Skip the images and return the records below exactly.

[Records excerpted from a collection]
* * * *

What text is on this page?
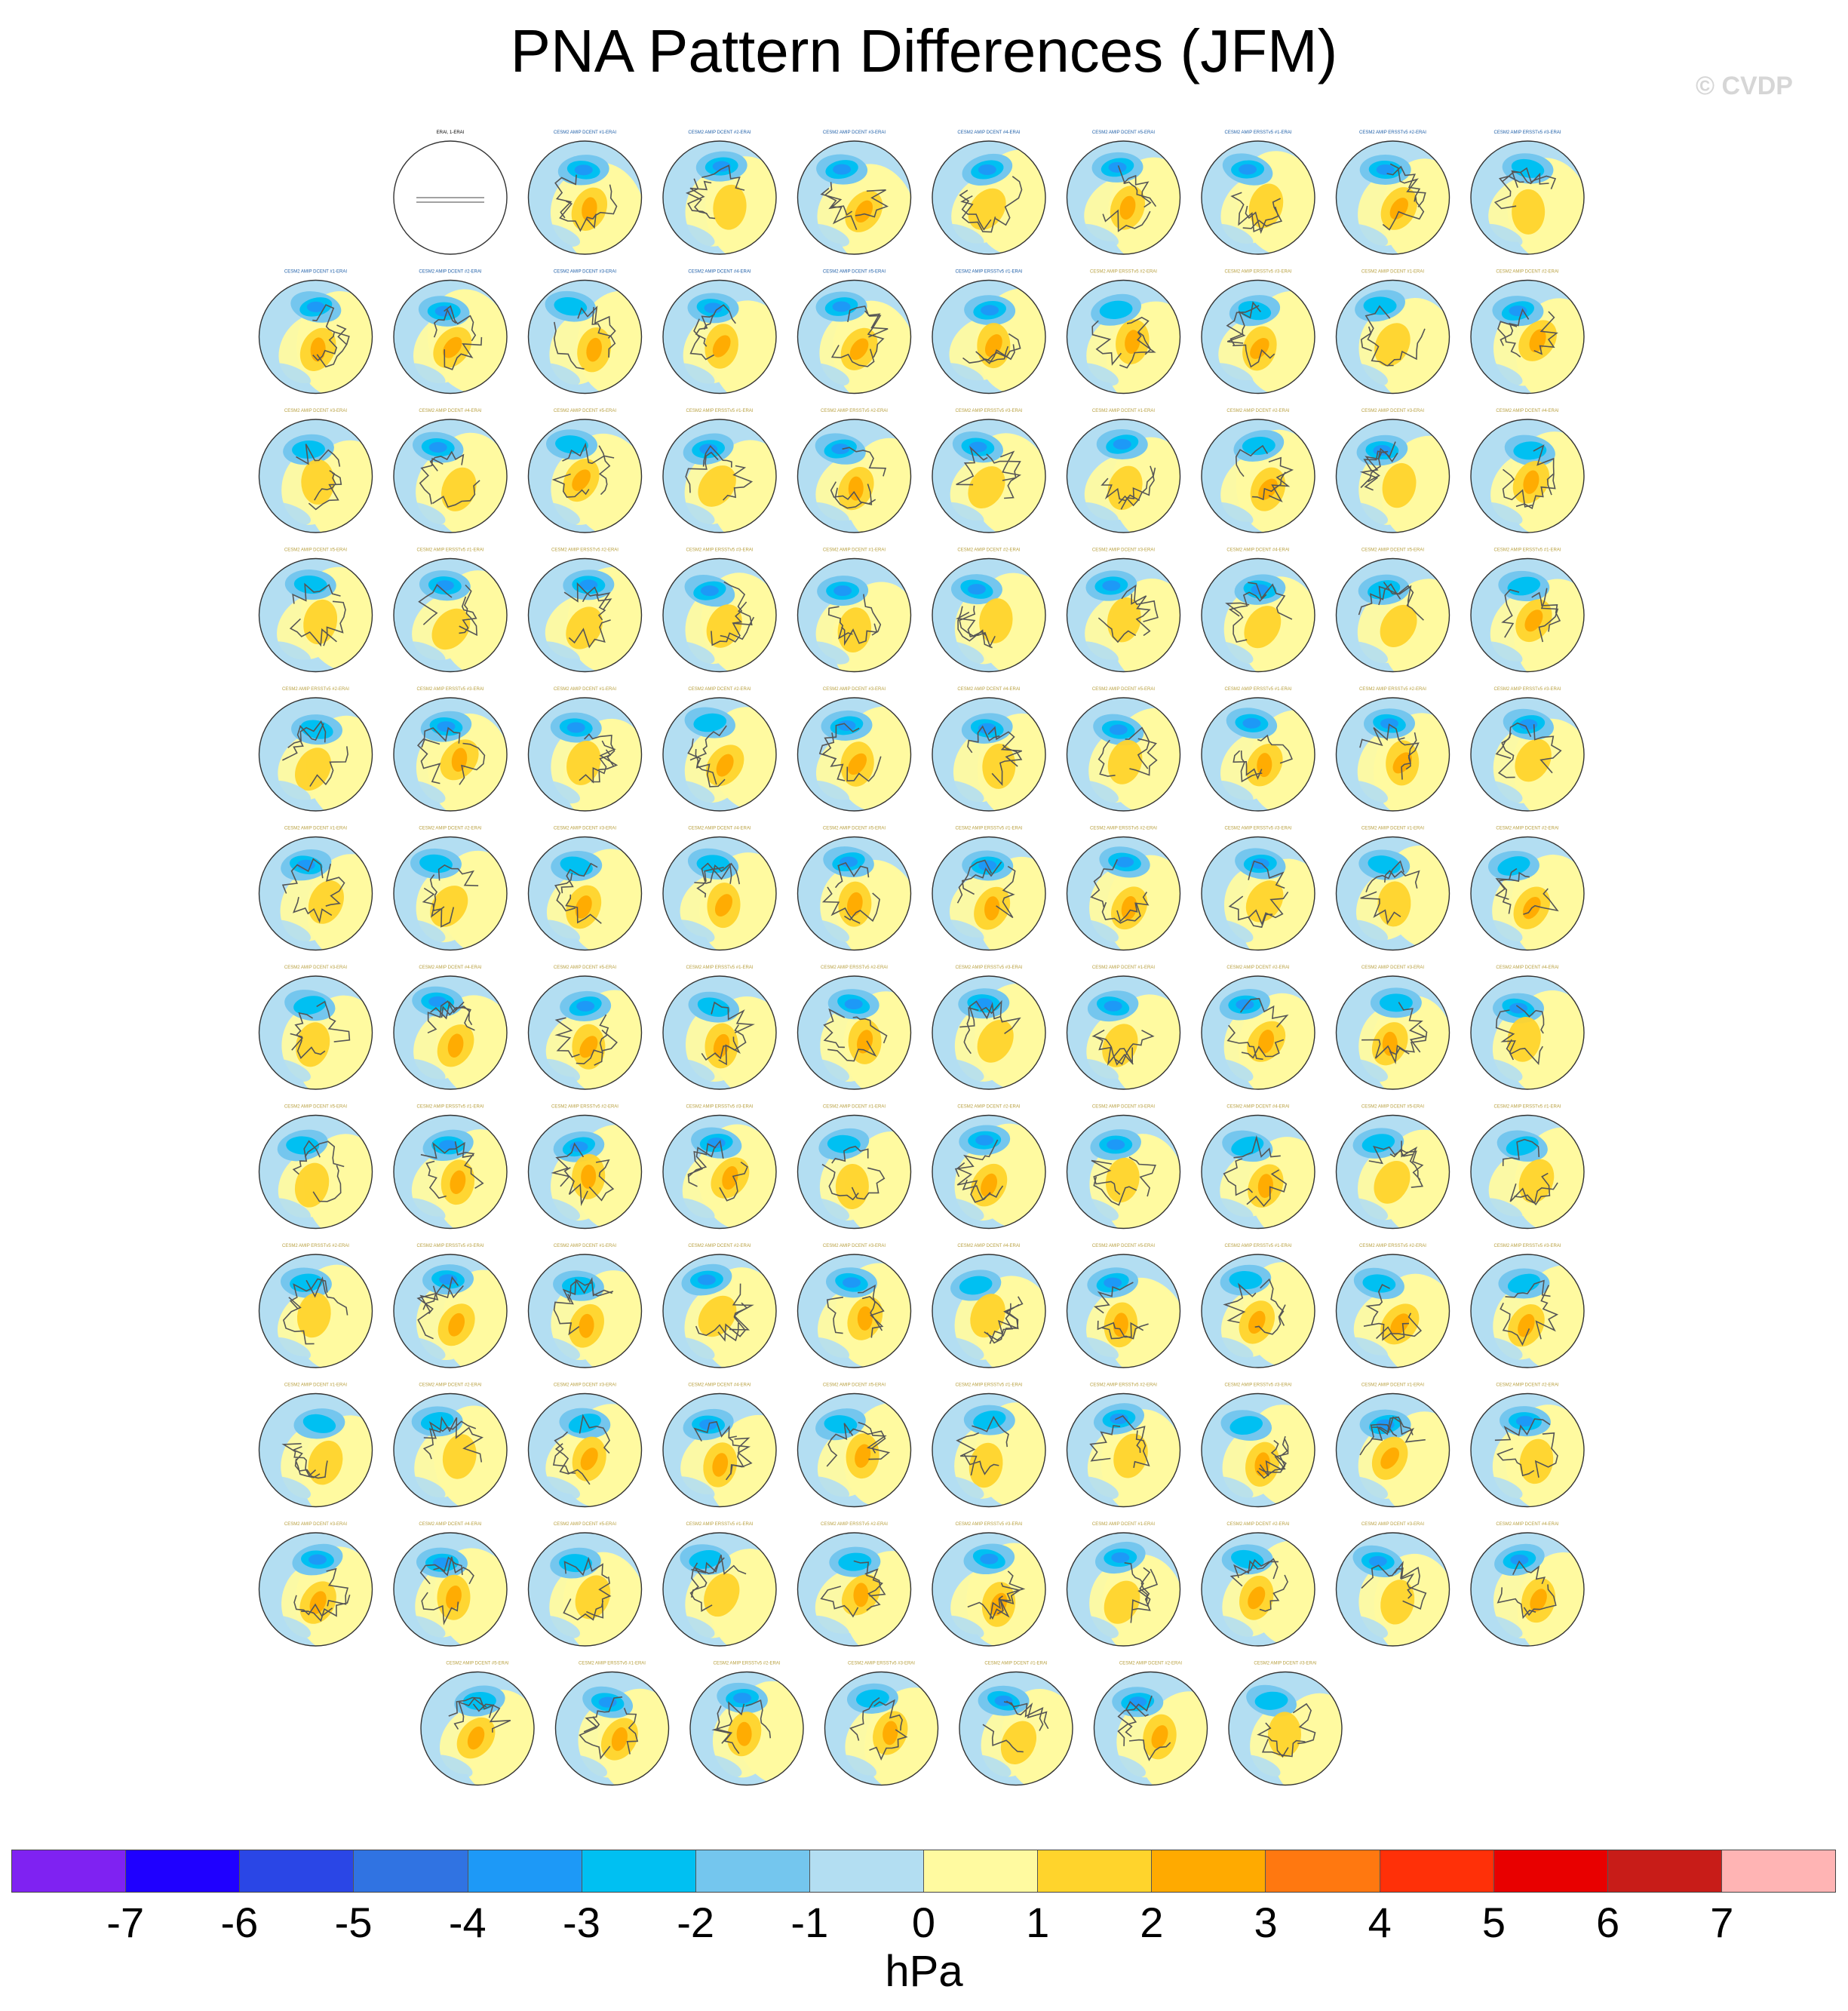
PNA Pattern Differences (JFM)
© CVDP
ERAI, 1-ERAI	CESM2 AMIP DCENT #1-ERAI	CESM2 AMIP DCENT #2-ERAI	CESM2 AMIP DCENT #3-ERAI	CESM2 AMIP DCENT #4-ERAI	CESM2 AMIP DCENT #5-ERAI	CESM2 AMIP ERSSTv5 #1-ERAI	CESM2 AMIP ERSSTv5 #2-ERAI	CESM2 AMIP ERSSTv5 #3-ERAI
CESM2 AMIP DCENT #1-ERAI	CESM2 AMIP DCENT #2-ERAI	CESM2 AMIP DCENT #3-ERAI	CESM2 AMIP DCENT #4-ERAI	CESM2 AMIP DCENT #5-ERAI	CESM2 AMIP ERSSTv5 #1-ERAI	CESM2 AMIP ERSSTv5 #2-ERAI	CESM2 AMIP ERSSTv5 #3-ERAI	CESM2 AMIP DCENT #1-ERAI	CESM2 AMIP DCENT #2-ERAI
CESM2 AMIP DCENT #3-ERAI	CESM2 AMIP DCENT #4-ERAI	CESM2 AMIP DCENT #5-ERAI	CESM2 AMIP ERSSTv5 #1-ERAI	CESM2 AMIP ERSSTv5 #2-ERAI	CESM2 AMIP ERSSTv5 #3-ERAI	CESM2 AMIP DCENT #1-ERAI	CESM2 AMIP DCENT #2-ERAI	CESM2 AMIP DCENT #3-ERAI	CESM2 AMIP DCENT #4-ERAI
CESM2 AMIP DCENT #5-ERAI	CESM2 AMIP ERSSTv5 #1-ERAI	CESM2 AMIP ERSSTv5 #2-ERAI	CESM2 AMIP ERSSTv5 #3-ERAI	CESM2 AMIP DCENT #1-ERAI	CESM2 AMIP DCENT #2-ERAI	CESM2 AMIP DCENT #3-ERAI	CESM2 AMIP DCENT #4-ERAI	CESM2 AMIP DCENT #5-ERAI	CESM2 AMIP ERSSTv5 #1-ERAI
CESM2 AMIP ERSSTv5 #2-ERAI	CESM2 AMIP ERSSTv5 #3-ERAI	CESM2 AMIP DCENT #1-ERAI	CESM2 AMIP DCENT #2-ERAI	CESM2 AMIP DCENT #3-ERAI	CESM2 AMIP DCENT #4-ERAI	CESM2 AMIP DCENT #5-ERAI	CESM2 AMIP ERSSTv5 #1-ERAI	CESM2 AMIP ERSSTv5 #2-ERAI	CESM2 AMIP ERSSTv5 #3-ERAI
CESM2 AMIP DCENT #1-ERAI	CESM2 AMIP DCENT #2-ERAI	CESM2 AMIP DCENT #3-ERAI	CESM2 AMIP DCENT #4-ERAI	CESM2 AMIP DCENT #5-ERAI	CESM2 AMIP ERSSTv5 #1-ERAI	CESM2 AMIP ERSSTv5 #2-ERAI	CESM2 AMIP ERSSTv5 #3-ERAI	CESM2 AMIP DCENT #1-ERAI	CESM2 AMIP DCENT #2-ERAI
CESM2 AMIP DCENT #3-ERAI	CESM2 AMIP DCENT #4-ERAI	CESM2 AMIP DCENT #5-ERAI	CESM2 AMIP ERSSTv5 #1-ERAI	CESM2 AMIP ERSSTv5 #2-ERAI	CESM2 AMIP ERSSTv5 #3-ERAI	CESM2 AMIP DCENT #1-ERAI	CESM2 AMIP DCENT #2-ERAI	CESM2 AMIP DCENT #3-ERAI	CESM2 AMIP DCENT #4-ERAI
CESM2 AMIP DCENT #5-ERAI	CESM2 AMIP ERSSTv5 #1-ERAI	CESM2 AMIP ERSSTv5 #2-ERAI	CESM2 AMIP ERSSTv5 #3-ERAI	CESM2 AMIP DCENT #1-ERAI	CESM2 AMIP DCENT #2-ERAI	CESM2 AMIP DCENT #3-ERAI	CESM2 AMIP DCENT #4-ERAI	CESM2 AMIP DCENT #5-ERAI	CESM2 AMIP ERSSTv5 #1-ERAI
CESM2 AMIP ERSSTv5 #2-ERAI	CESM2 AMIP ERSSTv5 #3-ERAI	CESM2 AMIP DCENT #1-ERAI	CESM2 AMIP DCENT #2-ERAI	CESM2 AMIP DCENT #3-ERAI	CESM2 AMIP DCENT #4-ERAI	CESM2 AMIP DCENT #5-ERAI	CESM2 AMIP ERSSTv5 #1-ERAI	CESM2 AMIP ERSSTv5 #2-ERAI	CESM2 AMIP ERSSTv5 #3-ERAI
CESM2 AMIP DCENT #1-ERAI	CESM2 AMIP DCENT #2-ERAI	CESM2 AMIP DCENT #3-ERAI	CESM2 AMIP DCENT #4-ERAI	CESM2 AMIP DCENT #5-ERAI	CESM2 AMIP ERSSTv5 #1-ERAI	CESM2 AMIP ERSSTv5 #2-ERAI	CESM2 AMIP ERSSTv5 #3-ERAI	CESM2 AMIP DCENT #1-ERAI	CESM2 AMIP DCENT #2-ERAI
CESM2 AMIP DCENT #3-ERAI	CESM2 AMIP DCENT #4-ERAI	CESM2 AMIP DCENT #5-ERAI	CESM2 AMIP ERSSTv5 #1-ERAI	CESM2 AMIP ERSSTv5 #2-ERAI	CESM2 AMIP ERSSTv5 #3-ERAI	CESM2 AMIP DCENT #1-ERAI	CESM2 AMIP DCENT #2-ERAI	CESM2 AMIP DCENT #3-ERAI	CESM2 AMIP DCENT #4-ERAI
CESM2 AMIP DCENT #5-ERAI	CESM2 AMIP ERSSTv5 #1-ERAI	CESM2 AMIP ERSSTv5 #2-ERAI	CESM2 AMIP ERSSTv5 #3-ERAI	CESM2 AMIP DCENT #1-ERAI	CESM2 AMIP DCENT #2-ERAI	CESM2 AMIP DCENT #3-ERAI
-7 -6 -5 -4 -3 -2 -1 0 1 2 3 4 5 6 7
hPa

* * * *

_WRITTEN SOLUTION_.
What text is on this page?
PNA Pattern Differences (JFM)
© CVDP
ERAI, 1-ERAI	CESM2 AMIP DCENT #1-ERAI	CESM2 AMIP DCENT #2-ERAI	CESM2 AMIP DCENT #3-ERAI	CESM2 AMIP DCENT #4-ERAI	CESM2 AMIP DCENT #5-ERAI	CESM2 AMIP ERSSTv5 #1-ERAI	CESM2 AMIP ERSSTv5 #2-ERAI	CESM2 AMIP ERSSTv5 #3-ERAI
CESM2 AMIP DCENT #1-ERAI	CESM2 AMIP DCENT #2-ERAI	CESM2 AMIP DCENT #3-ERAI	CESM2 AMIP DCENT #4-ERAI	CESM2 AMIP DCENT #5-ERAI	CESM2 AMIP ERSSTv5 #1-ERAI	CESM2 AMIP ERSSTv5 #2-ERAI	CESM2 AMIP ERSSTv5 #3-ERAI	CESM2 AMIP DCENT #1-ERAI	CESM2 AMIP DCENT #2-ERAI
CESM2 AMIP DCENT #3-ERAI	CESM2 AMIP DCENT #4-ERAI	CESM2 AMIP DCENT #5-ERAI	CESM2 AMIP ERSSTv5 #1-ERAI	CESM2 AMIP ERSSTv5 #2-ERAI	CESM2 AMIP ERSSTv5 #3-ERAI	CESM2 AMIP DCENT #1-ERAI	CESM2 AMIP DCENT #2-ERAI	CESM2 AMIP DCENT #3-ERAI	CESM2 AMIP DCENT #4-ERAI
CESM2 AMIP DCENT #5-ERAI	CESM2 AMIP ERSSTv5 #1-ERAI	CESM2 AMIP ERSSTv5 #2-ERAI	CESM2 AMIP ERSSTv5 #3-ERAI	CESM2 AMIP DCENT #1-ERAI	CESM2 AMIP DCENT #2-ERAI	CESM2 AMIP DCENT #3-ERAI	CESM2 AMIP DCENT #4-ERAI	CESM2 AMIP DCENT #5-ERAI	CESM2 AMIP ERSSTv5 #1-ERAI
CESM2 AMIP ERSSTv5 #2-ERAI	CESM2 AMIP ERSSTv5 #3-ERAI	CESM2 AMIP DCENT #1-ERAI	CESM2 AMIP DCENT #2-ERAI	CESM2 AMIP DCENT #3-ERAI	CESM2 AMIP DCENT #4-ERAI	CESM2 AMIP DCENT #5-ERAI	CESM2 AMIP ERSSTv5 #1-ERAI	CESM2 AMIP ERSSTv5 #2-ERAI	CESM2 AMIP ERSSTv5 #3-ERAI
CESM2 AMIP DCENT #1-ERAI	CESM2 AMIP DCENT #2-ERAI	CESM2 AMIP DCENT #3-ERAI	CESM2 AMIP DCENT #4-ERAI	CESM2 AMIP DCENT #5-ERAI	CESM2 AMIP ERSSTv5 #1-ERAI	CESM2 AMIP ERSSTv5 #2-ERAI	CESM2 AMIP ERSSTv5 #3-ERAI	CESM2 AMIP DCENT #1-ERAI	CESM2 AMIP DCENT #2-ERAI
CESM2 AMIP DCENT #3-ERAI	CESM2 AMIP DCENT #4-ERAI	CESM2 AMIP DCENT #5-ERAI	CESM2 AMIP ERSSTv5 #1-ERAI	CESM2 AMIP ERSSTv5 #2-ERAI	CESM2 AMIP ERSSTv5 #3-ERAI	CESM2 AMIP DCENT #1-ERAI	CESM2 AMIP DCENT #2-ERAI	CESM2 AMIP DCENT #3-ERAI	CESM2 AMIP DCENT #4-ERAI
CESM2 AMIP DCENT #5-ERAI	CESM2 AMIP ERSSTv5 #1-ERAI	CESM2 AMIP ERSSTv5 #2-ERAI	CESM2 AMIP ERSSTv5 #3-ERAI	CESM2 AMIP DCENT #1-ERAI	CESM2 AMIP DCENT #2-ERAI	CESM2 AMIP DCENT #3-ERAI	CESM2 AMIP DCENT #4-ERAI	CESM2 AMIP DCENT #5-ERAI	CESM2 AMIP ERSSTv5 #1-ERAI
CESM2 AMIP ERSSTv5 #2-ERAI	CESM2 AMIP ERSSTv5 #3-ERAI	CESM2 AMIP DCENT #1-ERAI	CESM2 AMIP DCENT #2-ERAI	CESM2 AMIP DCENT #3-ERAI	CESM2 AMIP DCENT #4-ERAI	CESM2 AMIP DCENT #5-ERAI	CESM2 AMIP ERSSTv5 #1-ERAI	CESM2 AMIP ERSSTv5 #2-ERAI	CESM2 AMIP ERSSTv5 #3-ERAI
CESM2 AMIP DCENT #1-ERAI	CESM2 AMIP DCENT #2-ERAI	CESM2 AMIP DCENT #3-ERAI	CESM2 AMIP DCENT #4-ERAI	CESM2 AMIP DCENT #5-ERAI	CESM2 AMIP ERSSTv5 #1-ERAI	CESM2 AMIP ERSSTv5 #2-ERAI	CESM2 AMIP ERSSTv5 #3-ERAI	CESM2 AMIP DCENT #1-ERAI	CESM2 AMIP DCENT #2-ERAI
CESM2 AMIP DCENT #3-ERAI	CESM2 AMIP DCENT #4-ERAI	CESM2 AMIP DCENT #5-ERAI	CESM2 AMIP ERSSTv5 #1-ERAI	CESM2 AMIP ERSSTv5 #2-ERAI	CESM2 AMIP ERSSTv5 #3-ERAI	CESM2 AMIP DCENT #1-ERAI	CESM2 AMIP DCENT #2-ERAI	CESM2 AMIP DCENT #3-ERAI	CESM2 AMIP DCENT #4-ERAI
CESM2 AMIP DCENT #5-ERAI	CESM2 AMIP ERSSTv5 #1-ERAI	CESM2 AMIP ERSSTv5 #2-ERAI	CESM2 AMIP ERSSTv5 #3-ERAI	CESM2 AMIP DCENT #1-ERAI	CESM2 AMIP DCENT #2-ERAI	CESM2 AMIP DCENT #3-ERAI
-7 -6 -5 -4 -3 -2 -1 0 1 2 3 4 5 6 7
hPa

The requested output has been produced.